Write out every line of the material as it stands, apart from the pictures.

### [Exercise inputs]
________

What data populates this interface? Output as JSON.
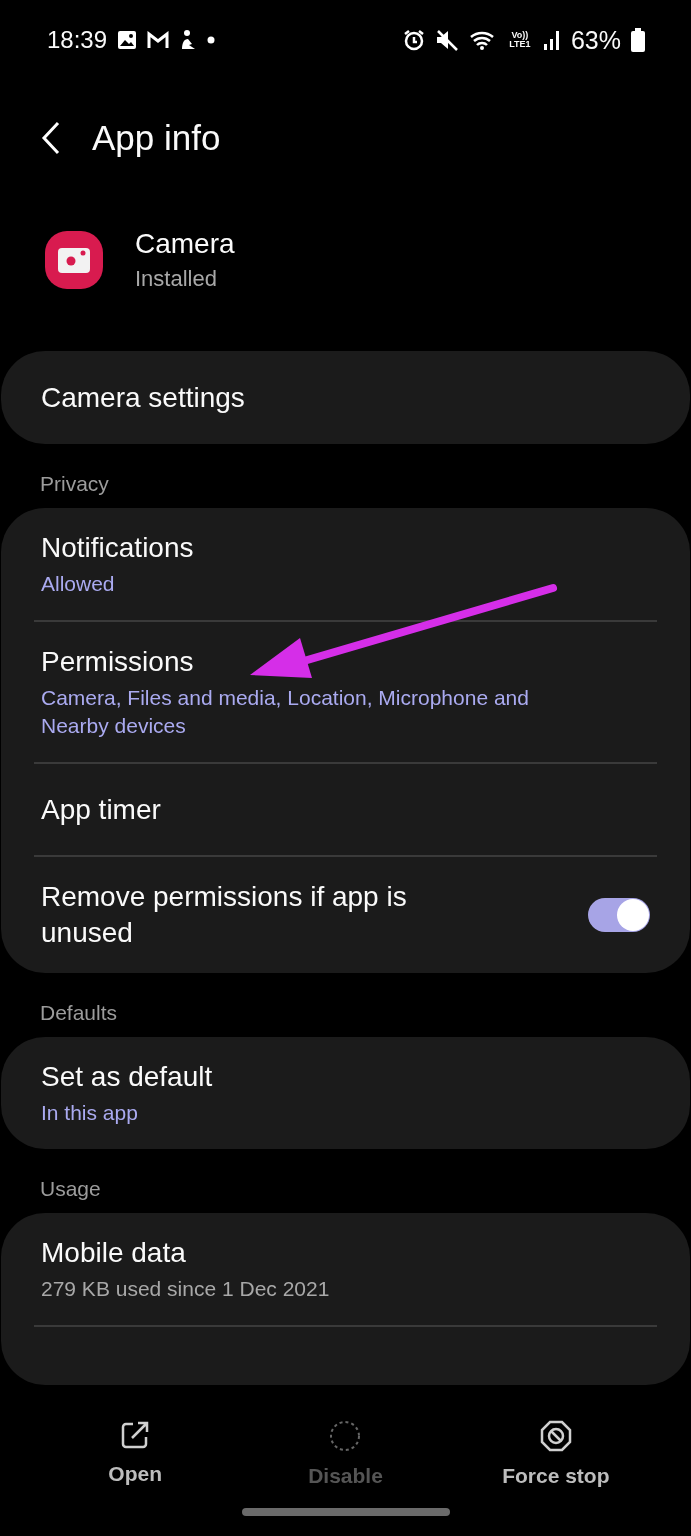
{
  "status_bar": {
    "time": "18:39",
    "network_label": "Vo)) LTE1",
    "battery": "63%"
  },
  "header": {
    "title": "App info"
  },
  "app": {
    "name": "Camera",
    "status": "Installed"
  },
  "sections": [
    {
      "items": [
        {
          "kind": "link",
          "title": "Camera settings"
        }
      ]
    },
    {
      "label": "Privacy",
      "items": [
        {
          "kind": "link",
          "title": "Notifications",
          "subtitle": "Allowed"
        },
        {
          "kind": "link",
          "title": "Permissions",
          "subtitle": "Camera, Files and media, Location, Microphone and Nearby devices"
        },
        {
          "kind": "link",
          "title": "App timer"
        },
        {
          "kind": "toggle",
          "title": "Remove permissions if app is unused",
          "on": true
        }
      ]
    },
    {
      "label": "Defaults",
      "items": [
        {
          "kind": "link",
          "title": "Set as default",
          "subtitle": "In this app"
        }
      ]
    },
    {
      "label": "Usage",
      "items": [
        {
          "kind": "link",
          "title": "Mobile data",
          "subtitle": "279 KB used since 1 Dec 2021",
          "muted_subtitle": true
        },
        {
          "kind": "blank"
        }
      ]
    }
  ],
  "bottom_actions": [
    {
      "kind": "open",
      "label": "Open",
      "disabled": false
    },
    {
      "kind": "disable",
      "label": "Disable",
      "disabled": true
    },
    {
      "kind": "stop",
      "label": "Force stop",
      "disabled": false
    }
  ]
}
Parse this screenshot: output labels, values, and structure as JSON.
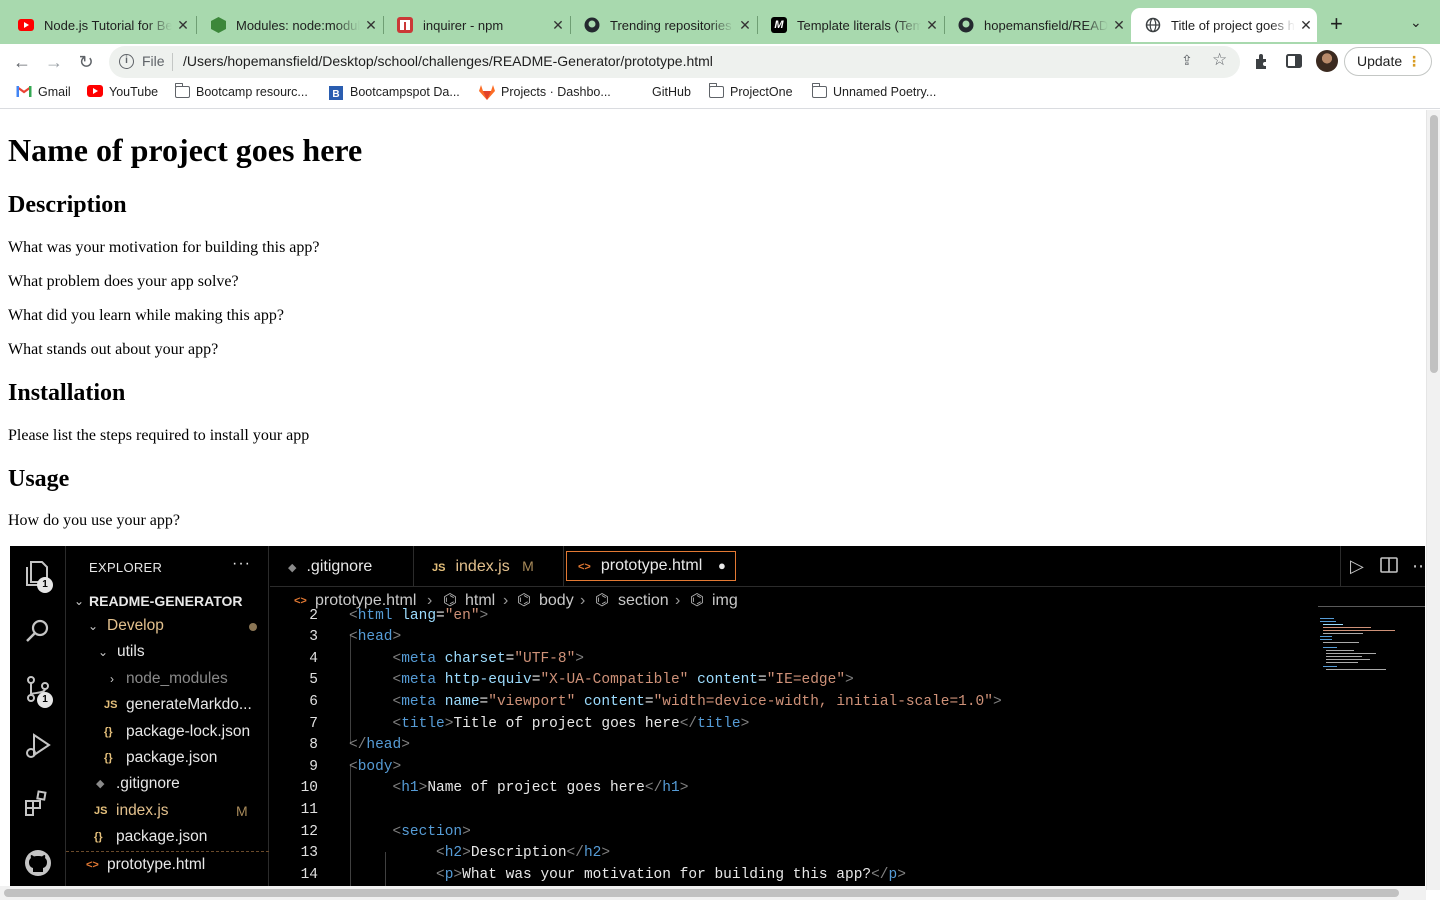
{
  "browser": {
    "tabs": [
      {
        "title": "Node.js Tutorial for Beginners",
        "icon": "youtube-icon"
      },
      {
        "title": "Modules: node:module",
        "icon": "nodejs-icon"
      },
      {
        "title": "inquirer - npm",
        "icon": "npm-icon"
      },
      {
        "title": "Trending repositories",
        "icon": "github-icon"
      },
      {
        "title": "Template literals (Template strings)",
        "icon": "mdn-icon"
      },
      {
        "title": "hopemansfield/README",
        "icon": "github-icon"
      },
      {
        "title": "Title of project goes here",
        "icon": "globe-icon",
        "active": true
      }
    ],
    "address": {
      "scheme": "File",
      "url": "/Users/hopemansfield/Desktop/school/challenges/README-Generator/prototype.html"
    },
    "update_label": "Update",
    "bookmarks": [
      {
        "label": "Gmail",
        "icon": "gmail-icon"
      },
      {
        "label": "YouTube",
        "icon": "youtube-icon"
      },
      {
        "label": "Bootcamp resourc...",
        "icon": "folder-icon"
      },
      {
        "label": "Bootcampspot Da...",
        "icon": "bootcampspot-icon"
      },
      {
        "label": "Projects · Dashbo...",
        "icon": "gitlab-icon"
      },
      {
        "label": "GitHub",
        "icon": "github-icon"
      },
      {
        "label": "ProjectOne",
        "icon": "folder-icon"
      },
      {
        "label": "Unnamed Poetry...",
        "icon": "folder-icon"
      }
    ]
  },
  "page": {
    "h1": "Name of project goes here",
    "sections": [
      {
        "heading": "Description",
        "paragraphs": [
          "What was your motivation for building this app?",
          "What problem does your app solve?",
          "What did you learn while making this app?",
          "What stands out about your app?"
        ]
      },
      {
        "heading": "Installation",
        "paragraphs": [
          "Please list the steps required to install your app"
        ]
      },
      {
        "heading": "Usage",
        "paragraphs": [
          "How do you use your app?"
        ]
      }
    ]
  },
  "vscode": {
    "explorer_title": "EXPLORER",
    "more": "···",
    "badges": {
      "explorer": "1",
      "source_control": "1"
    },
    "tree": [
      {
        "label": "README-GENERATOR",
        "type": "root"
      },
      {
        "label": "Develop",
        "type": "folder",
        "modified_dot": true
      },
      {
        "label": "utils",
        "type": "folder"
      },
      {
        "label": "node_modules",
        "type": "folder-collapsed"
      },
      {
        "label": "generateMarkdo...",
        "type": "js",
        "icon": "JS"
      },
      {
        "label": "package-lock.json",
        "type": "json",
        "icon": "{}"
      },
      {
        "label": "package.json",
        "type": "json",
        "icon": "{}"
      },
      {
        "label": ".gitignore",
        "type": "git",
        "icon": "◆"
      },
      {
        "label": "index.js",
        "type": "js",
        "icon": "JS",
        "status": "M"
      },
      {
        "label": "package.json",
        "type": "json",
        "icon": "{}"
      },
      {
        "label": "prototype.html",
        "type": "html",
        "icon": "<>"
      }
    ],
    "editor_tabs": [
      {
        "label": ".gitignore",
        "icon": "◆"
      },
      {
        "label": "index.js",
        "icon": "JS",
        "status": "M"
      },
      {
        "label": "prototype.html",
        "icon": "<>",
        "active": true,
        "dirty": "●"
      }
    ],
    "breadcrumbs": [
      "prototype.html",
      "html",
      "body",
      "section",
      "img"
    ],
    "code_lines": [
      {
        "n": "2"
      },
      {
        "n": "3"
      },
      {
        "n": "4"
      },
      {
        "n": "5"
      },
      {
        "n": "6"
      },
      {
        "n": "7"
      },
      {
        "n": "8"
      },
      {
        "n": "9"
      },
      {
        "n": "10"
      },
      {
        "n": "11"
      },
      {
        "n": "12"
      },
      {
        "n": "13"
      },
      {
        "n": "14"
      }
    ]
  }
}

________

### [Written solution]
What data populates this interface? Output as JSON.
{
  "status_bar": {
    "time": "18:39",
    "network_label": "Vo)) LTE1",
    "battery": "63%"
  },
  "header": {
    "title": "App info"
  },
  "app": {
    "name": "Camera",
    "status": "Installed"
  },
  "sections": [
    {
      "items": [
        {
          "kind": "link",
          "title": "Camera settings"
        }
      ]
    },
    {
      "label": "Privacy",
      "items": [
        {
          "kind": "link",
          "title": "Notifications",
          "subtitle": "Allowed"
        },
        {
          "kind": "link",
          "title": "Permissions",
          "subtitle": "Camera, Files and media, Location, Microphone and Nearby devices"
        },
        {
          "kind": "link",
          "title": "App timer"
        },
        {
          "kind": "toggle",
          "title": "Remove permissions if app is unused",
          "on": true
        }
      ]
    },
    {
      "label": "Defaults",
      "items": [
        {
          "kind": "link",
          "title": "Set as default",
          "subtitle": "In this app"
        }
      ]
    },
    {
      "label": "Usage",
      "items": [
        {
          "kind": "link",
          "title": "Mobile data",
          "subtitle": "279 KB used since 1 Dec 2021",
          "muted_subtitle": true
        },
        {
          "kind": "blank"
        }
      ]
    }
  ],
  "bottom_actions": [
    {
      "kind": "open",
      "label": "Open",
      "disabled": false
    },
    {
      "kind": "disable",
      "label": "Disable",
      "disabled": true
    },
    {
      "kind": "stop",
      "label": "Force stop",
      "disabled": false
    }
  ]
}
Parse this screenshot: output labels, values, and structure as JSON.
{
  "browser": {
    "tabs": [
      {
        "title": "Node.js Tutorial for Beginners",
        "icon": "youtube-icon"
      },
      {
        "title": "Modules: node:module",
        "icon": "nodejs-icon"
      },
      {
        "title": "inquirer - npm",
        "icon": "npm-icon"
      },
      {
        "title": "Trending repositories",
        "icon": "github-icon"
      },
      {
        "title": "Template literals (Template strings)",
        "icon": "mdn-icon"
      },
      {
        "title": "hopemansfield/README",
        "icon": "github-icon"
      },
      {
        "title": "Title of project goes here",
        "icon": "globe-icon",
        "active": true
      }
    ],
    "address": {
      "scheme": "File",
      "url": "/Users/hopemansfield/Desktop/school/challenges/README-Generator/prototype.html"
    },
    "update_label": "Update",
    "bookmarks": [
      {
        "label": "Gmail",
        "icon": "gmail-icon"
      },
      {
        "label": "YouTube",
        "icon": "youtube-icon"
      },
      {
        "label": "Bootcamp resourc...",
        "icon": "folder-icon"
      },
      {
        "label": "Bootcampspot Da...",
        "icon": "bootcampspot-icon"
      },
      {
        "label": "Projects · Dashbo...",
        "icon": "gitlab-icon"
      },
      {
        "label": "GitHub",
        "icon": "github-icon"
      },
      {
        "label": "ProjectOne",
        "icon": "folder-icon"
      },
      {
        "label": "Unnamed Poetry...",
        "icon": "folder-icon"
      }
    ]
  },
  "page": {
    "h1": "Name of project goes here",
    "sections": [
      {
        "heading": "Description",
        "paragraphs": [
          "What was your motivation for building this app?",
          "What problem does your app solve?",
          "What did you learn while making this app?",
          "What stands out about your app?"
        ]
      },
      {
        "heading": "Installation",
        "paragraphs": [
          "Please list the steps required to install your app"
        ]
      },
      {
        "heading": "Usage",
        "paragraphs": [
          "How do you use your app?"
        ]
      }
    ]
  },
  "vscode": {
    "explorer_title": "EXPLORER",
    "more": "···",
    "badges": {
      "explorer": "1",
      "source_control": "1"
    },
    "tree": [
      {
        "label": "README-GENERATOR",
        "type": "root"
      },
      {
        "label": "Develop",
        "type": "folder",
        "modified_dot": true
      },
      {
        "label": "utils",
        "type": "folder"
      },
      {
        "label": "node_modules",
        "type": "folder-collapsed"
      },
      {
        "label": "generateMarkdo...",
        "type": "js",
        "icon": "JS"
      },
      {
        "label": "package-lock.json",
        "type": "json",
        "icon": "{}"
      },
      {
        "label": "package.json",
        "type": "json",
        "icon": "{}"
      },
      {
        "label": ".gitignore",
        "type": "git",
        "icon": "◆"
      },
      {
        "label": "index.js",
        "type": "js",
        "icon": "JS",
        "status": "M"
      },
      {
        "label": "package.json",
        "type": "json",
        "icon": "{}"
      },
      {
        "label": "prototype.html",
        "type": "html",
        "icon": "<>"
      }
    ],
    "editor_tabs": [
      {
        "label": ".gitignore",
        "icon": "◆"
      },
      {
        "label": "index.js",
        "icon": "JS",
        "status": "M"
      },
      {
        "label": "prototype.html",
        "icon": "<>",
        "active": true,
        "dirty": "●"
      }
    ],
    "breadcrumbs": [
      "prototype.html",
      "html",
      "body",
      "section",
      "img"
    ],
    "code_lines": [
      {
        "n": "2"
      },
      {
        "n": "3"
      },
      {
        "n": "4"
      },
      {
        "n": "5"
      },
      {
        "n": "6"
      },
      {
        "n": "7"
      },
      {
        "n": "8"
      },
      {
        "n": "9"
      },
      {
        "n": "10"
      },
      {
        "n": "11"
      },
      {
        "n": "12"
      },
      {
        "n": "13"
      },
      {
        "n": "14"
      }
    ]
  }
}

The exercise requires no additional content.